__EXERCISE DATA__:
----------------

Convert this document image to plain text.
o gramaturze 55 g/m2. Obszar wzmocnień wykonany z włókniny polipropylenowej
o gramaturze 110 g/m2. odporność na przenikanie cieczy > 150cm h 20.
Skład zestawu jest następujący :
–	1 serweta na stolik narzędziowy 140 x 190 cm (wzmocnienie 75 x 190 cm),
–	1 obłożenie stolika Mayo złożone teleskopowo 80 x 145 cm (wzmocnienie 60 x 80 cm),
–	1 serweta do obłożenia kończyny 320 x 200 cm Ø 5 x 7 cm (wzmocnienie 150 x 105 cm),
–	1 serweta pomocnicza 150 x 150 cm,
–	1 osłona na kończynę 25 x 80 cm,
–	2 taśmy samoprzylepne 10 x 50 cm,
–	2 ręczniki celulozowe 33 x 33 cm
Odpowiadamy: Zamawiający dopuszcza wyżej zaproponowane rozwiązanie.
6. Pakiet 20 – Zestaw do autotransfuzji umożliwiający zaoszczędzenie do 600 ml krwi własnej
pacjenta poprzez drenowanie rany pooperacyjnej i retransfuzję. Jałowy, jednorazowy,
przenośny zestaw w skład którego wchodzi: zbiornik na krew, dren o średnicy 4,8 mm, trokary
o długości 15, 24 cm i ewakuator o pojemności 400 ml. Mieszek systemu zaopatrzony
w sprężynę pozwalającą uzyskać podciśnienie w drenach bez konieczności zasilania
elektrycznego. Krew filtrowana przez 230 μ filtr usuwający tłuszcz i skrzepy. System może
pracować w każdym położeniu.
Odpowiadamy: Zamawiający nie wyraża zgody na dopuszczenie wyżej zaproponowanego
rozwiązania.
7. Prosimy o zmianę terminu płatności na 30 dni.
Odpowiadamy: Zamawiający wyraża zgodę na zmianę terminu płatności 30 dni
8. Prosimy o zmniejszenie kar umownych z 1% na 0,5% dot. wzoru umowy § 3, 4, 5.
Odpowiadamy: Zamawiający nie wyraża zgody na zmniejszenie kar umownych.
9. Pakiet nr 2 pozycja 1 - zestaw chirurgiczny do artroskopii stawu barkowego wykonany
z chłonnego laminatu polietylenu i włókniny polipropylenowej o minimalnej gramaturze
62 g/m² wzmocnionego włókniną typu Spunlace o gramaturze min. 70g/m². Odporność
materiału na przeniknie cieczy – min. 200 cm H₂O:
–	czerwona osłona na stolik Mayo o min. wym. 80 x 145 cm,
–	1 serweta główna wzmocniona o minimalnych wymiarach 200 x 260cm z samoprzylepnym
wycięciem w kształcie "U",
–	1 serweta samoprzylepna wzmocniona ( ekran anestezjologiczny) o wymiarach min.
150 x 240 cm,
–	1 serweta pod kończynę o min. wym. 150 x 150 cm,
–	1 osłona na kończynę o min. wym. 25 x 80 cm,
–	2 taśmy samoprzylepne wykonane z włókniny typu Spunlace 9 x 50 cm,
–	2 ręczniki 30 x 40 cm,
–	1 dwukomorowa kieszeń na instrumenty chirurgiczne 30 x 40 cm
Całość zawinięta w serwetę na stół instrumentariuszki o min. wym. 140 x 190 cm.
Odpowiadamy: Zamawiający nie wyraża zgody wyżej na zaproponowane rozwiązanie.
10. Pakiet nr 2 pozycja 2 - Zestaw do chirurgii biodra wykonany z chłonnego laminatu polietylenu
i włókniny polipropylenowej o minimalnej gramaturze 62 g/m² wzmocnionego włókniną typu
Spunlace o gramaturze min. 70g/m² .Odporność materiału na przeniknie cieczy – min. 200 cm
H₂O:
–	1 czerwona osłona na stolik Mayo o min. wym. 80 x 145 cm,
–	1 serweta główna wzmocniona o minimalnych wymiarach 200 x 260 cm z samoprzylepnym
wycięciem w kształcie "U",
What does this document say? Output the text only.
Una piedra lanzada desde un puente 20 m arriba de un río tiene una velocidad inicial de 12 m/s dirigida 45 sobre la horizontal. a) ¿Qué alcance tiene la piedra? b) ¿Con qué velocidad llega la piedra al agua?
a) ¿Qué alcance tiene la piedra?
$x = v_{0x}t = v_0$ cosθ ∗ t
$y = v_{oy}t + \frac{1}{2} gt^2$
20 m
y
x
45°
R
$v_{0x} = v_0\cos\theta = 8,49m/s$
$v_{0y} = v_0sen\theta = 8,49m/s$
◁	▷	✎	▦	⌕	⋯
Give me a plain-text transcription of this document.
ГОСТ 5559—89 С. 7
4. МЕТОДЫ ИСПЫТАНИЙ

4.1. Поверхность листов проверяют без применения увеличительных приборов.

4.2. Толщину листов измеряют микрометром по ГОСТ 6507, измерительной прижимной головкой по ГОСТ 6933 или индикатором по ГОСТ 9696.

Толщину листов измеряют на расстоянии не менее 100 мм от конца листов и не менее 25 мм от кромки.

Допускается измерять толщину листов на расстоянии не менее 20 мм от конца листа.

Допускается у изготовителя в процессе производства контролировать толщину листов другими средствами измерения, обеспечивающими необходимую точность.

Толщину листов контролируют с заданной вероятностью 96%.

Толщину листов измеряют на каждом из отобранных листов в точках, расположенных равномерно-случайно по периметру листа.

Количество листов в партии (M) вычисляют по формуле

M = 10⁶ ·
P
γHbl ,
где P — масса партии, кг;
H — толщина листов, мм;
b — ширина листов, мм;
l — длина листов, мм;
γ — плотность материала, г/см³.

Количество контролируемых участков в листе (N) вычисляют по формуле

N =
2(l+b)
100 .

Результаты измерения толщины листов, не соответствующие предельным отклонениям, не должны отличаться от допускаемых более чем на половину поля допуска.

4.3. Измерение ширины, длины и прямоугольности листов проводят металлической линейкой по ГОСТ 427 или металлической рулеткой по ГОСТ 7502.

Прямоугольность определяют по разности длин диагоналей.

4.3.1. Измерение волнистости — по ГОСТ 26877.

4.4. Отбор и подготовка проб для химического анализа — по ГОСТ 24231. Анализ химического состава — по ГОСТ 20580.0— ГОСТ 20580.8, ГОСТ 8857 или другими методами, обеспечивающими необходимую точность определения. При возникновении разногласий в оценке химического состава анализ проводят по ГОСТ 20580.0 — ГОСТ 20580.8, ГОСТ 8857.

----------------

__TASK BRIEF__:
Please copy out each record, character for character.

__FINAL ANSWER__:
Convert this document image to plain text.
o gramaturze 55 g/m2. Obszar wzmocnień wykonany z włókniny polipropylenowej
o gramaturze 110 g/m2. odporność na przenikanie cieczy > 150cm h 20.
Skład zestawu jest następujący :
–	1 serweta na stolik narzędziowy 140 x 190 cm (wzmocnienie 75 x 190 cm),
–	1 obłożenie stolika Mayo złożone teleskopowo 80 x 145 cm (wzmocnienie 60 x 80 cm),
–	1 serweta do obłożenia kończyny 320 x 200 cm Ø 5 x 7 cm (wzmocnienie 150 x 105 cm),
–	1 serweta pomocnicza 150 x 150 cm,
–	1 osłona na kończynę 25 x 80 cm,
–	2 taśmy samoprzylepne 10 x 50 cm,
–	2 ręczniki celulozowe 33 x 33 cm
Odpowiadamy: Zamawiający dopuszcza wyżej zaproponowane rozwiązanie.
6. Pakiet 20 – Zestaw do autotransfuzji umożliwiający zaoszczędzenie do 600 ml krwi własnej
pacjenta poprzez drenowanie rany pooperacyjnej i retransfuzję. Jałowy, jednorazowy,
przenośny zestaw w skład którego wchodzi: zbiornik na krew, dren o średnicy 4,8 mm, trokary
o długości 15, 24 cm i ewakuator o pojemności 400 ml. Mieszek systemu zaopatrzony
w sprężynę pozwalającą uzyskać podciśnienie w drenach bez konieczności zasilania
elektrycznego. Krew filtrowana przez 230 μ filtr usuwający tłuszcz i skrzepy. System może
pracować w każdym położeniu.
Odpowiadamy: Zamawiający nie wyraża zgody na dopuszczenie wyżej zaproponowanego
rozwiązania.
7. Prosimy o zmianę terminu płatności na 30 dni.
Odpowiadamy: Zamawiający wyraża zgodę na zmianę terminu płatności 30 dni
8. Prosimy o zmniejszenie kar umownych z 1% na 0,5% dot. wzoru umowy § 3, 4, 5.
Odpowiadamy: Zamawiający nie wyraża zgody na zmniejszenie kar umownych.
9. Pakiet nr 2 pozycja 1 - zestaw chirurgiczny do artroskopii stawu barkowego wykonany
z chłonnego laminatu polietylenu i włókniny polipropylenowej o minimalnej gramaturze
62 g/m² wzmocnionego włókniną typu Spunlace o gramaturze min. 70g/m². Odporność
materiału na przeniknie cieczy – min. 200 cm H₂O:
–	czerwona osłona na stolik Mayo o min. wym. 80 x 145 cm,
–	1 serweta główna wzmocniona o minimalnych wymiarach 200 x 260cm z samoprzylepnym
wycięciem w kształcie "U",
–	1 serweta samoprzylepna wzmocniona ( ekran anestezjologiczny) o wymiarach min.
150 x 240 cm,
–	1 serweta pod kończynę o min. wym. 150 x 150 cm,
–	1 osłona na kończynę o min. wym. 25 x 80 cm,
–	2 taśmy samoprzylepne wykonane z włókniny typu Spunlace 9 x 50 cm,
–	2 ręczniki 30 x 40 cm,
–	1 dwukomorowa kieszeń na instrumenty chirurgiczne 30 x 40 cm
Całość zawinięta w serwetę na stół instrumentariuszki o min. wym. 140 x 190 cm.
Odpowiadamy: Zamawiający nie wyraża zgody wyżej na zaproponowane rozwiązanie.
10. Pakiet nr 2 pozycja 2 - Zestaw do chirurgii biodra wykonany z chłonnego laminatu polietylenu
i włókniny polipropylenowej o minimalnej gramaturze 62 g/m² wzmocnionego włókniną typu
Spunlace o gramaturze min. 70g/m² .Odporność materiału na przeniknie cieczy – min. 200 cm
H₂O:
–	1 czerwona osłona na stolik Mayo o min. wym. 80 x 145 cm,
–	1 serweta główna wzmocniona o minimalnych wymiarach 200 x 260 cm z samoprzylepnym
wycięciem w kształcie "U",
What does this document say? Output the text only.
Una piedra lanzada desde un puente 20 m arriba de un río tiene una velocidad inicial de 12 m/s dirigida 45 sobre la horizontal. a) ¿Qué alcance tiene la piedra? b) ¿Con qué velocidad llega la piedra al agua?
a) ¿Qué alcance tiene la piedra?
$x = v_{0x}t = v_0$ cosθ ∗ t
$y = v_{oy}t + \frac{1}{2} gt^2$
20 m
y
x
45°
R
$v_{0x} = v_0\cos\theta = 8,49m/s$
$v_{0y} = v_0sen\theta = 8,49m/s$
◁	▷	✎	▦	⌕	⋯
Give me a plain-text transcription of this document.
ГОСТ 5559—89 С. 7
4. МЕТОДЫ ИСПЫТАНИЙ

4.1. Поверхность листов проверяют без применения увеличительных приборов.

4.2. Толщину листов измеряют микрометром по ГОСТ 6507, измерительной прижимной головкой по ГОСТ 6933 или индикатором по ГОСТ 9696.

Толщину листов измеряют на расстоянии не менее 100 мм от конца листов и не менее 25 мм от кромки.

Допускается измерять толщину листов на расстоянии не менее 20 мм от конца листа.

Допускается у изготовителя в процессе производства контролировать толщину листов другими средствами измерения, обеспечивающими необходимую точность.

Толщину листов контролируют с заданной вероятностью 96%.

Толщину листов измеряют на каждом из отобранных листов в точках, расположенных равномерно-случайно по периметру листа.

Количество листов в партии (M) вычисляют по формуле

M = 10⁶ ·
P
γHbl ,
где P — масса партии, кг;
H — толщина листов, мм;
b — ширина листов, мм;
l — длина листов, мм;
γ — плотность материала, г/см³.

Количество контролируемых участков в листе (N) вычисляют по формуле

N =
2(l+b)
100 .

Результаты измерения толщины листов, не соответствующие предельным отклонениям, не должны отличаться от допускаемых более чем на половину поля допуска.

4.3. Измерение ширины, длины и прямоугольности листов проводят металлической линейкой по ГОСТ 427 или металлической рулеткой по ГОСТ 7502.

Прямоугольность определяют по разности длин диагоналей.

4.3.1. Измерение волнистости — по ГОСТ 26877.

4.4. Отбор и подготовка проб для химического анализа — по ГОСТ 24231. Анализ химического состава — по ГОСТ 20580.0— ГОСТ 20580.8, ГОСТ 8857 или другими методами, обеспечивающими необходимую точность определения. При возникновении разногласий в оценке химического состава анализ проводят по ГОСТ 20580.0 — ГОСТ 20580.8, ГОСТ 8857.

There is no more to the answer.